**Material shown**
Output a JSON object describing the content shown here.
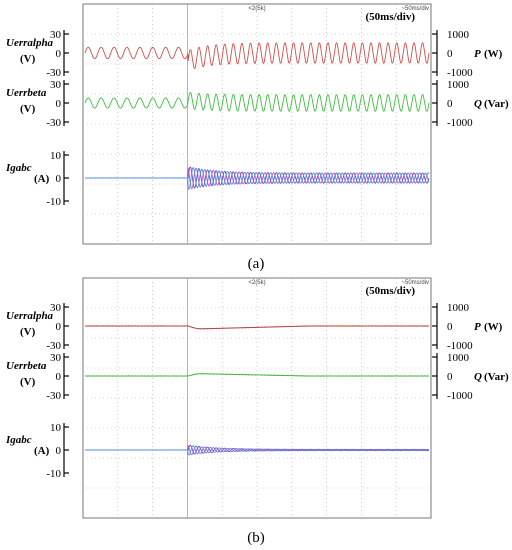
{
  "chart_data": [
    {
      "type": "line",
      "caption": "(a)",
      "timebase": "(50ms/div)",
      "marker_text": "<2(5k)",
      "corner_text": "~50ms/div",
      "grid": true,
      "panels": [
        {
          "name_left": "Uerralpha",
          "unit_left": "(V)",
          "ticks_left": [
            "30",
            "0",
            "-30"
          ],
          "ylim_left": [
            -30,
            30
          ],
          "name_right": "P",
          "unit_right": "(W)",
          "ticks_right": [
            "1000",
            "0",
            "-1000"
          ],
          "ylim_right": [
            -1000,
            1000
          ],
          "series": [
            {
              "color": "#d0504c",
              "amp_before": 9,
              "amp_after": 16,
              "cycles_before": 8,
              "cycles_after": 28,
              "transient": -12
            }
          ]
        },
        {
          "name_left": "Uerrbeta",
          "unit_left": "(V)",
          "ticks_left": [
            "30",
            "0",
            "-30"
          ],
          "ylim_left": [
            -30,
            30
          ],
          "name_right": "Q",
          "unit_right": "(Var)",
          "ticks_right": [
            "1000",
            "0",
            "-1000"
          ],
          "ylim_right": [
            -1000,
            1000
          ],
          "series": [
            {
              "color": "#3cc03c",
              "amp_before": 8,
              "amp_after": 13,
              "cycles_before": 8,
              "cycles_after": 28,
              "transient": 4
            }
          ]
        },
        {
          "name_left": "Igabc",
          "unit_left": "(A)",
          "ticks_left": [
            "10",
            "0",
            "-10"
          ],
          "ylim_left": [
            -10,
            10
          ],
          "series": [
            {
              "color": "#5050d0",
              "amp_before": 0,
              "amp_after": 2.2,
              "peak": 5,
              "cycles_before": 8,
              "cycles_after": 28
            },
            {
              "color": "#c050c0",
              "amp_before": 0,
              "amp_after": 2.2,
              "peak": 5,
              "cycles_before": 8,
              "cycles_after": 28
            },
            {
              "color": "#4a90d8",
              "amp_before": 0,
              "amp_after": 2.2,
              "peak": 5,
              "cycles_before": 8,
              "cycles_after": 28
            }
          ]
        }
      ]
    },
    {
      "type": "line",
      "caption": "(b)",
      "timebase": "(50ms/div)",
      "marker_text": "<2(5k)",
      "corner_text": "~50ms/div",
      "grid": true,
      "panels": [
        {
          "name_left": "Uerralpha",
          "unit_left": "(V)",
          "ticks_left": [
            "30",
            "0",
            "-30"
          ],
          "ylim_left": [
            -30,
            30
          ],
          "name_right": "P",
          "unit_right": "(W)",
          "ticks_right": [
            "1000",
            "0",
            "-1000"
          ],
          "ylim_right": [
            -1000,
            1000
          ],
          "series": [
            {
              "color": "#b04030",
              "amp_before": 0.5,
              "amp_after": 0.5,
              "transient": -5,
              "settle": 0.35
            }
          ]
        },
        {
          "name_left": "Uerrbeta",
          "unit_left": "(V)",
          "ticks_left": [
            "30",
            "0",
            "-30"
          ],
          "ylim_left": [
            -30,
            30
          ],
          "name_right": "Q",
          "unit_right": "(Var)",
          "ticks_right": [
            "1000",
            "0",
            "-1000"
          ],
          "ylim_right": [
            -1000,
            1000
          ],
          "series": [
            {
              "color": "#3cb03c",
              "amp_before": 0.5,
              "amp_after": 0.5,
              "transient": 4,
              "settle": 0.35
            }
          ]
        },
        {
          "name_left": "Igabc",
          "unit_left": "(A)",
          "ticks_left": [
            "10",
            "0",
            "-10"
          ],
          "ylim_left": [
            -10,
            10
          ],
          "series": [
            {
              "color": "#5050d0",
              "amp_before": 0,
              "amp_after": 0.3,
              "peak": 2.2,
              "cycles_before": 8,
              "cycles_after": 28
            },
            {
              "color": "#c050c0",
              "amp_before": 0,
              "amp_after": 0.3,
              "peak": 2.2,
              "cycles_before": 8,
              "cycles_after": 28
            },
            {
              "color": "#4a90d8",
              "amp_before": 0,
              "amp_after": 0.3,
              "peak": 2.2,
              "cycles_before": 8,
              "cycles_after": 28
            }
          ]
        }
      ]
    }
  ]
}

**What this task involves**
Return all the entries word for word, but omit any pictures they contain.

**Answer for the task**
Output a JSON object describing the content shown here.
{
  "chart_data": [
    {
      "type": "line",
      "caption": "(a)",
      "timebase": "(50ms/div)",
      "marker_text": "<2(5k)",
      "corner_text": "~50ms/div",
      "grid": true,
      "panels": [
        {
          "name_left": "Uerralpha",
          "unit_left": "(V)",
          "ticks_left": [
            "30",
            "0",
            "-30"
          ],
          "ylim_left": [
            -30,
            30
          ],
          "name_right": "P",
          "unit_right": "(W)",
          "ticks_right": [
            "1000",
            "0",
            "-1000"
          ],
          "ylim_right": [
            -1000,
            1000
          ],
          "series": [
            {
              "color": "#d0504c",
              "amp_before": 9,
              "amp_after": 16,
              "cycles_before": 8,
              "cycles_after": 28,
              "transient": -12
            }
          ]
        },
        {
          "name_left": "Uerrbeta",
          "unit_left": "(V)",
          "ticks_left": [
            "30",
            "0",
            "-30"
          ],
          "ylim_left": [
            -30,
            30
          ],
          "name_right": "Q",
          "unit_right": "(Var)",
          "ticks_right": [
            "1000",
            "0",
            "-1000"
          ],
          "ylim_right": [
            -1000,
            1000
          ],
          "series": [
            {
              "color": "#3cc03c",
              "amp_before": 8,
              "amp_after": 13,
              "cycles_before": 8,
              "cycles_after": 28,
              "transient": 4
            }
          ]
        },
        {
          "name_left": "Igabc",
          "unit_left": "(A)",
          "ticks_left": [
            "10",
            "0",
            "-10"
          ],
          "ylim_left": [
            -10,
            10
          ],
          "series": [
            {
              "color": "#5050d0",
              "amp_before": 0,
              "amp_after": 2.2,
              "peak": 5,
              "cycles_before": 8,
              "cycles_after": 28
            },
            {
              "color": "#c050c0",
              "amp_before": 0,
              "amp_after": 2.2,
              "peak": 5,
              "cycles_before": 8,
              "cycles_after": 28
            },
            {
              "color": "#4a90d8",
              "amp_before": 0,
              "amp_after": 2.2,
              "peak": 5,
              "cycles_before": 8,
              "cycles_after": 28
            }
          ]
        }
      ]
    },
    {
      "type": "line",
      "caption": "(b)",
      "timebase": "(50ms/div)",
      "marker_text": "<2(5k)",
      "corner_text": "~50ms/div",
      "grid": true,
      "panels": [
        {
          "name_left": "Uerralpha",
          "unit_left": "(V)",
          "ticks_left": [
            "30",
            "0",
            "-30"
          ],
          "ylim_left": [
            -30,
            30
          ],
          "name_right": "P",
          "unit_right": "(W)",
          "ticks_right": [
            "1000",
            "0",
            "-1000"
          ],
          "ylim_right": [
            -1000,
            1000
          ],
          "series": [
            {
              "color": "#b04030",
              "amp_before": 0.5,
              "amp_after": 0.5,
              "transient": -5,
              "settle": 0.35
            }
          ]
        },
        {
          "name_left": "Uerrbeta",
          "unit_left": "(V)",
          "ticks_left": [
            "30",
            "0",
            "-30"
          ],
          "ylim_left": [
            -30,
            30
          ],
          "name_right": "Q",
          "unit_right": "(Var)",
          "ticks_right": [
            "1000",
            "0",
            "-1000"
          ],
          "ylim_right": [
            -1000,
            1000
          ],
          "series": [
            {
              "color": "#3cb03c",
              "amp_before": 0.5,
              "amp_after": 0.5,
              "transient": 4,
              "settle": 0.35
            }
          ]
        },
        {
          "name_left": "Igabc",
          "unit_left": "(A)",
          "ticks_left": [
            "10",
            "0",
            "-10"
          ],
          "ylim_left": [
            -10,
            10
          ],
          "series": [
            {
              "color": "#5050d0",
              "amp_before": 0,
              "amp_after": 0.3,
              "peak": 2.2,
              "cycles_before": 8,
              "cycles_after": 28
            },
            {
              "color": "#c050c0",
              "amp_before": 0,
              "amp_after": 0.3,
              "peak": 2.2,
              "cycles_before": 8,
              "cycles_after": 28
            },
            {
              "color": "#4a90d8",
              "amp_before": 0,
              "amp_after": 0.3,
              "peak": 2.2,
              "cycles_before": 8,
              "cycles_after": 28
            }
          ]
        }
      ]
    }
  ]
}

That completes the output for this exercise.